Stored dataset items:
——
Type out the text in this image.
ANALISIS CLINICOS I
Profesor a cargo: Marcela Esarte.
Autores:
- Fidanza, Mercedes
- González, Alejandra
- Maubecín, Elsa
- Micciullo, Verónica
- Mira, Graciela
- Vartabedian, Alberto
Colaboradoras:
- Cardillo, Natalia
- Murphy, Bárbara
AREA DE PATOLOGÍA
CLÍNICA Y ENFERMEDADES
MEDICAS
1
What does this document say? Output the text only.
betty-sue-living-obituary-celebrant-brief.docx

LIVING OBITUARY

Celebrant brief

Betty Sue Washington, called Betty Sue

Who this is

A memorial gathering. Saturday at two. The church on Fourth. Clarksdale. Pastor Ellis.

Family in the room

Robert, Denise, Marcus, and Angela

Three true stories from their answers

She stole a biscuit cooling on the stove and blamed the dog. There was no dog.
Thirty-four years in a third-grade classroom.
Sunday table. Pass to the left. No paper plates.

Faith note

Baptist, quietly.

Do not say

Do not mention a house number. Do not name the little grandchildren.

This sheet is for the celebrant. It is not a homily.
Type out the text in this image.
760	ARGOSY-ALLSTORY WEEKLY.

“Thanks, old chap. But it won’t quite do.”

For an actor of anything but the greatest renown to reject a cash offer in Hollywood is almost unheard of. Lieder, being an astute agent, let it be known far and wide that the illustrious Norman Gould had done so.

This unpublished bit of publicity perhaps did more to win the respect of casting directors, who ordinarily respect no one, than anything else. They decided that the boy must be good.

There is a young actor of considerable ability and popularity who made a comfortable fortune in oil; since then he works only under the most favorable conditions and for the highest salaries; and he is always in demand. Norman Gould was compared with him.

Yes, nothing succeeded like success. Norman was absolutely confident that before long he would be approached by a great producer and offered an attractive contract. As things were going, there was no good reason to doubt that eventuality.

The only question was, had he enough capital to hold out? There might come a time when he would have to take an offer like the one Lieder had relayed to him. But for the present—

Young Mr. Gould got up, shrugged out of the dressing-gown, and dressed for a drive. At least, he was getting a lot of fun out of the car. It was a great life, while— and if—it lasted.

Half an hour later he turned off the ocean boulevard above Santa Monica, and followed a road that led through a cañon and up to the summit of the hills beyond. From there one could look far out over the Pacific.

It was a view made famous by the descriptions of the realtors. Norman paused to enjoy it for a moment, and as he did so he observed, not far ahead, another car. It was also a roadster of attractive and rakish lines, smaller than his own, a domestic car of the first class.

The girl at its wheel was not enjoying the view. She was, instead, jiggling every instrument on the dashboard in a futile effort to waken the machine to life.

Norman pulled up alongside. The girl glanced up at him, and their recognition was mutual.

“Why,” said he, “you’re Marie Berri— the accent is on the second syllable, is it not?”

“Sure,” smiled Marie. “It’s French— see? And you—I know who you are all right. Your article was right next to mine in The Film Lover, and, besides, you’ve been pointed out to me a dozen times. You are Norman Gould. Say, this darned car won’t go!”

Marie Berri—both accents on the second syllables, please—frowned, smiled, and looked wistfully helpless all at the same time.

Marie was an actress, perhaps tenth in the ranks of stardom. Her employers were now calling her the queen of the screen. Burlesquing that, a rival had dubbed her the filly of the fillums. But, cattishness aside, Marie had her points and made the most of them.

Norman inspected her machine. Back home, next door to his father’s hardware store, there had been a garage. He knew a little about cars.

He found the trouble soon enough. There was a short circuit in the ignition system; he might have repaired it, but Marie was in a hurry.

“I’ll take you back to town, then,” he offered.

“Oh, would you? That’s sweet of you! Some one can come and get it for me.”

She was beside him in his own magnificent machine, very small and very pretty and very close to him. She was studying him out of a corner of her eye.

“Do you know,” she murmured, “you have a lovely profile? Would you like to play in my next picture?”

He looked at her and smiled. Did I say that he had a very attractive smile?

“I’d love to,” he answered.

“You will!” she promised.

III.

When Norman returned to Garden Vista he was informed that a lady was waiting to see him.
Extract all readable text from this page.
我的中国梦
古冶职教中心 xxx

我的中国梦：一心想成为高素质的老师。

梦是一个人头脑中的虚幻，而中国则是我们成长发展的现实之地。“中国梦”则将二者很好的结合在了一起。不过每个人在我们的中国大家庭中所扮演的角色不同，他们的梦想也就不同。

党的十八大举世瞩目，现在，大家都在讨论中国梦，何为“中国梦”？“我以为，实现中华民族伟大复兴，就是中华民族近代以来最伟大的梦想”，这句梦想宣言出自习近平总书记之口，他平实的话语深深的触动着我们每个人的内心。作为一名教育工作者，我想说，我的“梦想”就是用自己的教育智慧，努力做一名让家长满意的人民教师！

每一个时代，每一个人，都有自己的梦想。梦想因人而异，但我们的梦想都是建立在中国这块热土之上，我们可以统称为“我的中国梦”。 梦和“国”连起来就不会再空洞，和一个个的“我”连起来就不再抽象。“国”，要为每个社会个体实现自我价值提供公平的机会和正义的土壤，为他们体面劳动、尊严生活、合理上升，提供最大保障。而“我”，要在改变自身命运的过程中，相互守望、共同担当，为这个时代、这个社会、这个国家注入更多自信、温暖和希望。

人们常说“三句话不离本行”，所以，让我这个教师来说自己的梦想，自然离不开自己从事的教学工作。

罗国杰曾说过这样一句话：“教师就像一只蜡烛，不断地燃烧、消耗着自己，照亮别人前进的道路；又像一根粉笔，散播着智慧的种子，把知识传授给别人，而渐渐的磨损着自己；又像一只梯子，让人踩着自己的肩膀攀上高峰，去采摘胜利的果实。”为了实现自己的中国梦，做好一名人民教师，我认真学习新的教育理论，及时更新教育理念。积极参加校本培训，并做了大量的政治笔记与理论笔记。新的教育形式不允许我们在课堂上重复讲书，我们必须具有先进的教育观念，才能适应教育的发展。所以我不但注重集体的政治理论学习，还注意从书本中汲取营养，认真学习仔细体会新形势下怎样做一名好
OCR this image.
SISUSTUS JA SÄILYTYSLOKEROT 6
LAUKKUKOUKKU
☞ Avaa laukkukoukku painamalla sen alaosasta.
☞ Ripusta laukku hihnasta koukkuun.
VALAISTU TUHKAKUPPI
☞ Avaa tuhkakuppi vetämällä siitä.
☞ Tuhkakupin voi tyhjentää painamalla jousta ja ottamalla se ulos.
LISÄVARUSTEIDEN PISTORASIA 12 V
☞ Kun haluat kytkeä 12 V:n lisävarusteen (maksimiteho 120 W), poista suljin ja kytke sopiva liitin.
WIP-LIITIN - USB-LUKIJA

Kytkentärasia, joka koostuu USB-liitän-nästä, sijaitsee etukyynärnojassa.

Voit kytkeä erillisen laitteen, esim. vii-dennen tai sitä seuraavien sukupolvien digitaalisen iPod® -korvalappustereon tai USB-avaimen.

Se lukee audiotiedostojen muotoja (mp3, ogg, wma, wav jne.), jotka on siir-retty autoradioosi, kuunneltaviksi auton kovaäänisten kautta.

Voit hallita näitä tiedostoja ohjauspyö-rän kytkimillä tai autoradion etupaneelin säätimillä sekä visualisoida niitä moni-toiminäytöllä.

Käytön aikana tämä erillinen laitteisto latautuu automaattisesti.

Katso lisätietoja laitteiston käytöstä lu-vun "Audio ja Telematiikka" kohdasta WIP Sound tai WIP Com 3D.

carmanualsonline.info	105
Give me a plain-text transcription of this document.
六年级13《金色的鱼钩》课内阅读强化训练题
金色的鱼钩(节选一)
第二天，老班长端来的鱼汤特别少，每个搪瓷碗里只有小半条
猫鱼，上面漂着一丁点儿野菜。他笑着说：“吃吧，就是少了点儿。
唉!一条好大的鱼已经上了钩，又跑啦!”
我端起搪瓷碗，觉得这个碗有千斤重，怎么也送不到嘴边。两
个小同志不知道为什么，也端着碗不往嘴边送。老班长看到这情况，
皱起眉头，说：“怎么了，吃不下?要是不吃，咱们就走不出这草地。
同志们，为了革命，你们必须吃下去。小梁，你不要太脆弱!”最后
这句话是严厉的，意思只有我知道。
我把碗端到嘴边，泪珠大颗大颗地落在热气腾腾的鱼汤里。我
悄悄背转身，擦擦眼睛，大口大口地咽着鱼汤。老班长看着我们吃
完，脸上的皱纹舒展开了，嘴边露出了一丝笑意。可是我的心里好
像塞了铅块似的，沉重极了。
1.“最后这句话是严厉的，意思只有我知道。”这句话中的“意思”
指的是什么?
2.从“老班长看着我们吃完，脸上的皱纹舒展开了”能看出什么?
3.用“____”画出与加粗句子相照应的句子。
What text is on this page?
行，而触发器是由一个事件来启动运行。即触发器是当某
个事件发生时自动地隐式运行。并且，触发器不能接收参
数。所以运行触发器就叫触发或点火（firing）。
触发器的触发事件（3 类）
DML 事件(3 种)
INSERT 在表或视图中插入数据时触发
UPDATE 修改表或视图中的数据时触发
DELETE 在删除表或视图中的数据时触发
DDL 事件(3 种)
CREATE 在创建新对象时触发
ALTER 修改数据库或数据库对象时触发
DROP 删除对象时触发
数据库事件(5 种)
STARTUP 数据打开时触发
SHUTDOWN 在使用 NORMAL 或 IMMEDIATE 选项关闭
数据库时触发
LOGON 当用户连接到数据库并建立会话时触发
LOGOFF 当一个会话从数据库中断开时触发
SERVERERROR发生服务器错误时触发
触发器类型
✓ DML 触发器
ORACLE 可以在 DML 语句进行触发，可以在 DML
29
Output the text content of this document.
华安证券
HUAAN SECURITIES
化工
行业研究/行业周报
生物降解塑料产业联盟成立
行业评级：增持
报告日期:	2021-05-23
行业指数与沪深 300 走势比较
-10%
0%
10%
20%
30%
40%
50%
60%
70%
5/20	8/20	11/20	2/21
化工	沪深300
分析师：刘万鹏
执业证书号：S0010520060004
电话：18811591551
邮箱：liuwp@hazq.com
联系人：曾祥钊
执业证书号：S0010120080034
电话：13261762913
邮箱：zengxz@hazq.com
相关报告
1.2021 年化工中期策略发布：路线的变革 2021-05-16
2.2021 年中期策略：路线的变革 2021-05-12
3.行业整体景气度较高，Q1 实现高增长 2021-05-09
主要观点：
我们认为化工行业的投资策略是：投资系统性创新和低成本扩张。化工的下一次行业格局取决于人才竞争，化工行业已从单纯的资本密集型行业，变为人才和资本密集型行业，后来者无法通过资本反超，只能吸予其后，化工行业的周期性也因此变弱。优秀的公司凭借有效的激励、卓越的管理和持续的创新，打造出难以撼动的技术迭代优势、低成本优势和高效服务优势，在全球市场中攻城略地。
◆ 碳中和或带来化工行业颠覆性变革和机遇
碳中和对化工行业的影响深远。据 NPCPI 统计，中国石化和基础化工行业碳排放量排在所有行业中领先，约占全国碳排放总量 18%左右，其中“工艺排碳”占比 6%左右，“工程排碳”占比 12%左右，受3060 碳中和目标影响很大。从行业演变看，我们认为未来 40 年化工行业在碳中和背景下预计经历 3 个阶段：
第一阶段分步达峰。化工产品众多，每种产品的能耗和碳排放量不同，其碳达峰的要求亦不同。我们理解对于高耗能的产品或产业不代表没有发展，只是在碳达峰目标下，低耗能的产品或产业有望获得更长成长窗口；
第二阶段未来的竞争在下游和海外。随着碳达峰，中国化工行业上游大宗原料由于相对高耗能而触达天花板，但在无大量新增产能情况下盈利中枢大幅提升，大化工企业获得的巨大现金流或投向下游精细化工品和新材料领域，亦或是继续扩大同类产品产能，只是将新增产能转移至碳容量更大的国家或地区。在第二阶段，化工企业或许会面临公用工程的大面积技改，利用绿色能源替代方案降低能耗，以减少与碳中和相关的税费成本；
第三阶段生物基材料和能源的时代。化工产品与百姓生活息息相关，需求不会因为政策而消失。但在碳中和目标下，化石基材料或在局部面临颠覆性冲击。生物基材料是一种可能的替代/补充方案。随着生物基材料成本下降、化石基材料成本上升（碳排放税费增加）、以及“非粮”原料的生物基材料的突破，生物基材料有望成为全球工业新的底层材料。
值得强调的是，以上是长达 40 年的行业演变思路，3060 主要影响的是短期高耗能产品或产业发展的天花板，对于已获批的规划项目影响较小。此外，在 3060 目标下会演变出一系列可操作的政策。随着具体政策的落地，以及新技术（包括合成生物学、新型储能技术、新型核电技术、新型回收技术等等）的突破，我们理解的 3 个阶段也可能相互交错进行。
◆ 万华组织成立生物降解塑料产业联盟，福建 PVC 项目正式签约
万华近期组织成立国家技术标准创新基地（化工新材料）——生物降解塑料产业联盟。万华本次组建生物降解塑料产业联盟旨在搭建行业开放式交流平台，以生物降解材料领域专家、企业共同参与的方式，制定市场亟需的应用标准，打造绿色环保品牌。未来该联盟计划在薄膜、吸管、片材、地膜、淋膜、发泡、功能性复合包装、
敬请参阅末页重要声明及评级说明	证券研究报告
——
Copy each line of the entries that includes the word "Voit".

Voit kytkeä erillisen laitteen, esim. vii-dennen tai sitä seuraavien sukupolvien digitaalisen iPod® -korvalappustereon tai USB-avaimen.
Voit hallita näitä tiedostoja ohjauspyö-rän kytkimillä tai autoradion etupaneelin säätimillä sekä visualisoida niitä moni-toiminäytöllä.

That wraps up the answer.